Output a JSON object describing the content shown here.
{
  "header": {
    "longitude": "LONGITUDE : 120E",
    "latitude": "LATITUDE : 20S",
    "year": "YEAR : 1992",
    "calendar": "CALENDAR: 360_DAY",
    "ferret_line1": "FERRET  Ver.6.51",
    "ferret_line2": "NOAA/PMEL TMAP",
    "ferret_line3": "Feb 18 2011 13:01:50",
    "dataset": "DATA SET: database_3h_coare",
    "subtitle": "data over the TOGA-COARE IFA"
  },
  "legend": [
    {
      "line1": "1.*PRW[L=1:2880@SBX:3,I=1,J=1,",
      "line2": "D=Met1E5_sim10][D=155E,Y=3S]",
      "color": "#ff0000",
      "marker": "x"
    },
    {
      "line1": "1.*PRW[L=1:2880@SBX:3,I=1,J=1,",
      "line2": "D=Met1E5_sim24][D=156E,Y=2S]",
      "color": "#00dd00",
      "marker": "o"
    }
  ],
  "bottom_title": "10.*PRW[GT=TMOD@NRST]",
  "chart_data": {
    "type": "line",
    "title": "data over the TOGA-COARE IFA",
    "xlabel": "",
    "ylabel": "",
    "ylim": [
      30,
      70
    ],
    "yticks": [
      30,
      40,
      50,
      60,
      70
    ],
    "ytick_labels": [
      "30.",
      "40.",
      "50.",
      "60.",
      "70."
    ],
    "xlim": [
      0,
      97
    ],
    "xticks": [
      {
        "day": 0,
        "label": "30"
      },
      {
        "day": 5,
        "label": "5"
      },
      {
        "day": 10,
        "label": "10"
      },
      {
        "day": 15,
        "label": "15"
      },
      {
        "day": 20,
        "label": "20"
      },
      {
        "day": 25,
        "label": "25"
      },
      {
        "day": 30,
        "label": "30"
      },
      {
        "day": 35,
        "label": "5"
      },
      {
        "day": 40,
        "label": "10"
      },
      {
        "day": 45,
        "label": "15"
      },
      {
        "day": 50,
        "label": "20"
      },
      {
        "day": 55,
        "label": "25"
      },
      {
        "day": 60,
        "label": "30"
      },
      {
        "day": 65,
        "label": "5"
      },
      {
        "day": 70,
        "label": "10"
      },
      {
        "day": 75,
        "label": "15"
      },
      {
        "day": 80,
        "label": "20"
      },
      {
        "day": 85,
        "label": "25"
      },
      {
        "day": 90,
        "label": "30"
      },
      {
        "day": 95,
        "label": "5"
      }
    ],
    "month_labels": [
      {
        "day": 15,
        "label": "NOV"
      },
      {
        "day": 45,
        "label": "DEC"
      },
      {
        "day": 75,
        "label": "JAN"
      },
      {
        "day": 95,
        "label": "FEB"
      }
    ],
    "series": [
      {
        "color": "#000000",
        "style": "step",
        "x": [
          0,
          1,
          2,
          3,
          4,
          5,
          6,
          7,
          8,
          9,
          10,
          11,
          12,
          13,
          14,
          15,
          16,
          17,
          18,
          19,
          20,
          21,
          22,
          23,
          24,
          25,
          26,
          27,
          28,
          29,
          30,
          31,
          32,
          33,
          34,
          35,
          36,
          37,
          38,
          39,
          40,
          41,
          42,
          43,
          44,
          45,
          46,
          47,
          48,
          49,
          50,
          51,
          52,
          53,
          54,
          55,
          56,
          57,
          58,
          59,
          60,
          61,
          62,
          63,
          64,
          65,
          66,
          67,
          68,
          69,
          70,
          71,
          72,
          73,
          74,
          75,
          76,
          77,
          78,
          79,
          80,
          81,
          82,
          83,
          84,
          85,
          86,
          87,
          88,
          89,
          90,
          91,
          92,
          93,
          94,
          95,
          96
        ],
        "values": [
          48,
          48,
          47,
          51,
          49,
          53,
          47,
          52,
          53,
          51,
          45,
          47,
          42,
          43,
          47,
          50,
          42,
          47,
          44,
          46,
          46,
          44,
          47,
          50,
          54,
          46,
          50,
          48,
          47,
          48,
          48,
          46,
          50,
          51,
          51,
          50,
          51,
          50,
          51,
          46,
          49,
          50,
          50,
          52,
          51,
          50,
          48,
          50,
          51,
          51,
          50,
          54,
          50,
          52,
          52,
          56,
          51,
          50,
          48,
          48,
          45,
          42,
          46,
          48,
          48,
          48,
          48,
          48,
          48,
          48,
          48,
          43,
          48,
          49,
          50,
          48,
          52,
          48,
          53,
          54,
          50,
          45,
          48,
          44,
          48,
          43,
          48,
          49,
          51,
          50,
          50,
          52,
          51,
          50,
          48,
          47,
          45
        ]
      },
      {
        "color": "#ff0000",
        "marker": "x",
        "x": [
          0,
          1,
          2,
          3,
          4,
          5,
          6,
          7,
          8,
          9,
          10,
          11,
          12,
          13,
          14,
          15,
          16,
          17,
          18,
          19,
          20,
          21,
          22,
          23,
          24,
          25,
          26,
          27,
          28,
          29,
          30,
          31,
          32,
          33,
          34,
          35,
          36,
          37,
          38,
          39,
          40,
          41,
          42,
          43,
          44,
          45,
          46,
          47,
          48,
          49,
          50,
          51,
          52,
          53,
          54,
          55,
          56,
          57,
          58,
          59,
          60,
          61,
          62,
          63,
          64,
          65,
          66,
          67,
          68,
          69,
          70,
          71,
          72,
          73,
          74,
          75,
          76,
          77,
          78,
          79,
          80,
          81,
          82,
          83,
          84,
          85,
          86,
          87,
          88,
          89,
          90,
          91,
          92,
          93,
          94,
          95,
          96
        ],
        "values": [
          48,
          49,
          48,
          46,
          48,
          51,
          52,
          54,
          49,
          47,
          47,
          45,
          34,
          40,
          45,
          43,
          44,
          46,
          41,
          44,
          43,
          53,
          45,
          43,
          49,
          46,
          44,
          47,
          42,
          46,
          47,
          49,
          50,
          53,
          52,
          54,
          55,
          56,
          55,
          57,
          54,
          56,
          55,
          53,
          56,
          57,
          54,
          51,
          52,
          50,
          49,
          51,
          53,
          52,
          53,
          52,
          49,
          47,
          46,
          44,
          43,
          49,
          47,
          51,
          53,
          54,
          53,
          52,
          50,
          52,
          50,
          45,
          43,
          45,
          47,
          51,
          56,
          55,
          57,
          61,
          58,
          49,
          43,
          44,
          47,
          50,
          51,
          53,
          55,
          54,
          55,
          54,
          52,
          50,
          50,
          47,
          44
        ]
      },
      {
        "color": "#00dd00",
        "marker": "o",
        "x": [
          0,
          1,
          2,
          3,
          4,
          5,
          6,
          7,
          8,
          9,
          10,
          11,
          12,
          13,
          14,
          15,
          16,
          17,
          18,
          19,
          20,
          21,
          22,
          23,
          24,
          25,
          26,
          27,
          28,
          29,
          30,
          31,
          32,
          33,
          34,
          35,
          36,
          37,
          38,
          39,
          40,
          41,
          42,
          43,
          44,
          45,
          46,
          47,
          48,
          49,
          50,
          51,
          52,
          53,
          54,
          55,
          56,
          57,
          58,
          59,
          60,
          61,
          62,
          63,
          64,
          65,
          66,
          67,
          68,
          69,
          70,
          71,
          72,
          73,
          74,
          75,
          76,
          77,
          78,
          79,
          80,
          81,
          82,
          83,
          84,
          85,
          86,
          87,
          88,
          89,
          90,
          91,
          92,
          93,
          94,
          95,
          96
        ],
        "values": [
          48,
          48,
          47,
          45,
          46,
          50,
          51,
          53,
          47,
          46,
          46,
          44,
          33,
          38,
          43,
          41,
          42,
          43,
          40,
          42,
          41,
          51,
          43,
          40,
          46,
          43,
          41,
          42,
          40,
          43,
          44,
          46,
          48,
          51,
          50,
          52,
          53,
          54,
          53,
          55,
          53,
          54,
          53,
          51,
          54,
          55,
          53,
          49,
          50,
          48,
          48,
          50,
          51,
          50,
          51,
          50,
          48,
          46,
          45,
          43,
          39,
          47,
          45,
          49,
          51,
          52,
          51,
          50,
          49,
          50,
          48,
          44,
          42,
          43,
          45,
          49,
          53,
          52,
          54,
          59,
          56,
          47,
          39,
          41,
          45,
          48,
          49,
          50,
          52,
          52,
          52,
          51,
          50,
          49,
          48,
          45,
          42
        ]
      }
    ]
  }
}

→ WHAT YOU ARE ASKED TO DO: Scan the listing above for the word "over" and copy every line that holds it.

→ ANSWER FOR THIS EXERCISE:
    "subtitle": "data over the TOGA-COARE IFA"
    "title": "data over the TOGA-COARE IFA",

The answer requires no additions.